= Stated task =
Return the entries below in their exact form, leaving the pictures out.

[Records from a dataset]
======
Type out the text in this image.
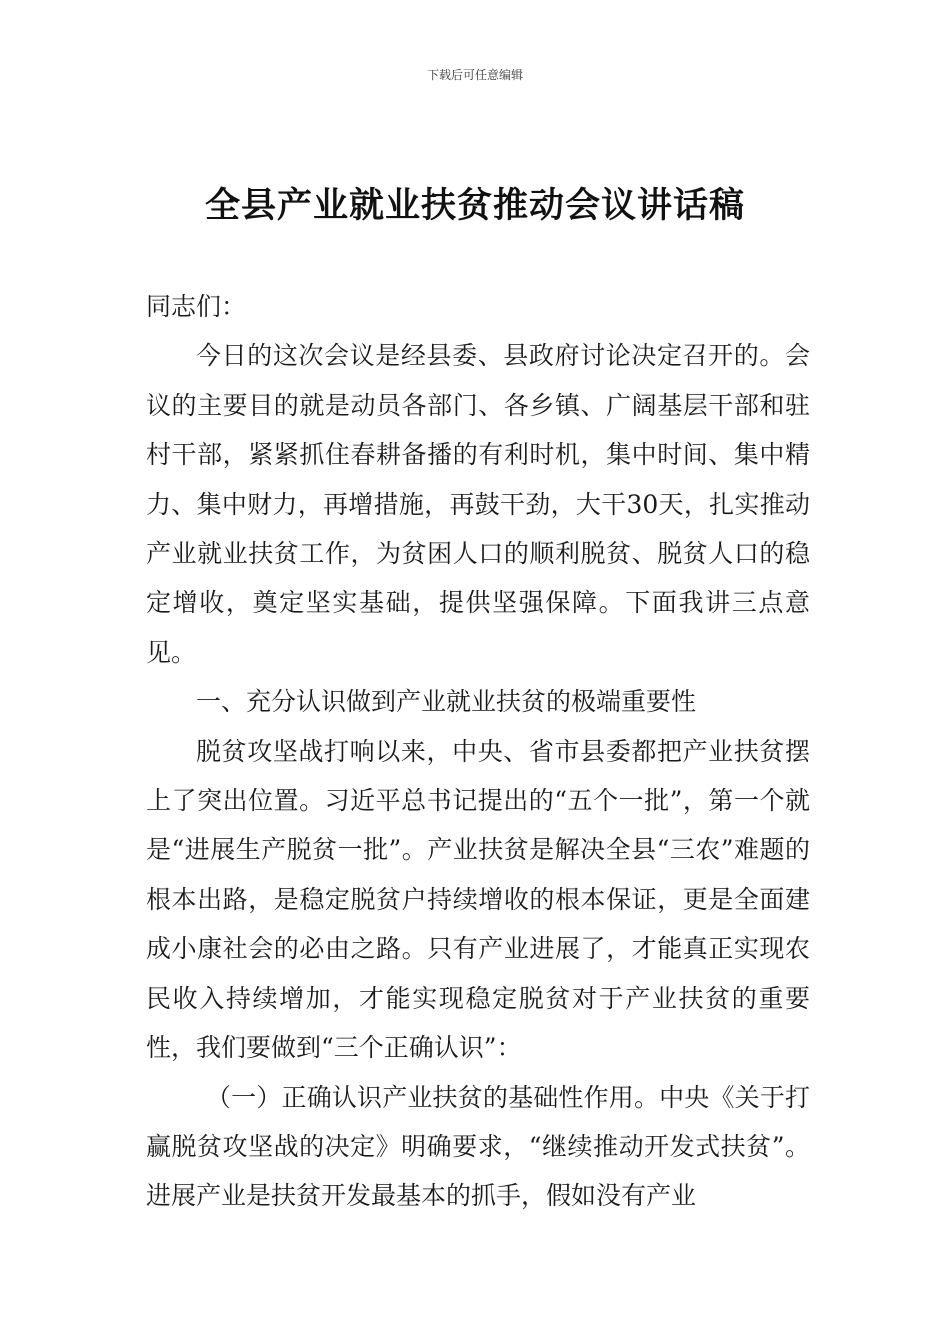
下载后可任意编辑
全县产业就业扶贫推动会议讲话稿

同志们：

今日的这次会议是经县委、县政府讨论决定召开的。会议的主要目的就是动员各部门、各乡镇、广阔基层干部和驻村干部，紧紧抓住春耕备播的有利时机，集中时间、集中精力、集中财力，再增措施，再鼓干劲，大干30天，扎实推动产业就业扶贫工作，为贫困人口的顺利脱贫、脱贫人口的稳定增收，奠定坚实基础，提供坚强保障。下面我讲三点意见。

一、充分认识做到产业就业扶贫的极端重要性

脱贫攻坚战打响以来，中央、省市县委都把产业扶贫摆上了突出位置。习近平总书记提出的“五个一批”，第一个就是“进展生产脱贫一批”。产业扶贫是解决全县“三农”难题的根本出路，是稳定脱贫户持续增收的根本保证，更是全面建成小康社会的必由之路。只有产业进展了，才能真正实现农民收入持续增加，才能实现稳定脱贫对于产业扶贫的重要性，我们要做到“三个正确认识”：

（一）正确认识产业扶贫的基础性作用。中央《关于打赢脱贫攻坚战的决定》明确要求，“继续推动开发式扶贫”。进展产业是扶贫开发最基本的抓手，假如没有产业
======
= Exercise result =
Type out the text in this image.
下载后可任意编辑
全县产业就业扶贫推动会议讲话稿

同志们：

今日的这次会议是经县委、县政府讨论决定召开的。会议的主要目的就是动员各部门、各乡镇、广阔基层干部和驻村干部，紧紧抓住春耕备播的有利时机，集中时间、集中精力、集中财力，再增措施，再鼓干劲，大干30天，扎实推动产业就业扶贫工作，为贫困人口的顺利脱贫、脱贫人口的稳定增收，奠定坚实基础，提供坚强保障。下面我讲三点意见。

一、充分认识做到产业就业扶贫的极端重要性

脱贫攻坚战打响以来，中央、省市县委都把产业扶贫摆上了突出位置。习近平总书记提出的“五个一批”，第一个就是“进展生产脱贫一批”。产业扶贫是解决全县“三农”难题的根本出路，是稳定脱贫户持续增收的根本保证，更是全面建成小康社会的必由之路。只有产业进展了，才能真正实现农民收入持续增加，才能实现稳定脱贫对于产业扶贫的重要性，我们要做到“三个正确认识”：

（一）正确认识产业扶贫的基础性作用。中央《关于打赢脱贫攻坚战的决定》明确要求，“继续推动开发式扶贫”。进展产业是扶贫开发最基本的抓手，假如没有产业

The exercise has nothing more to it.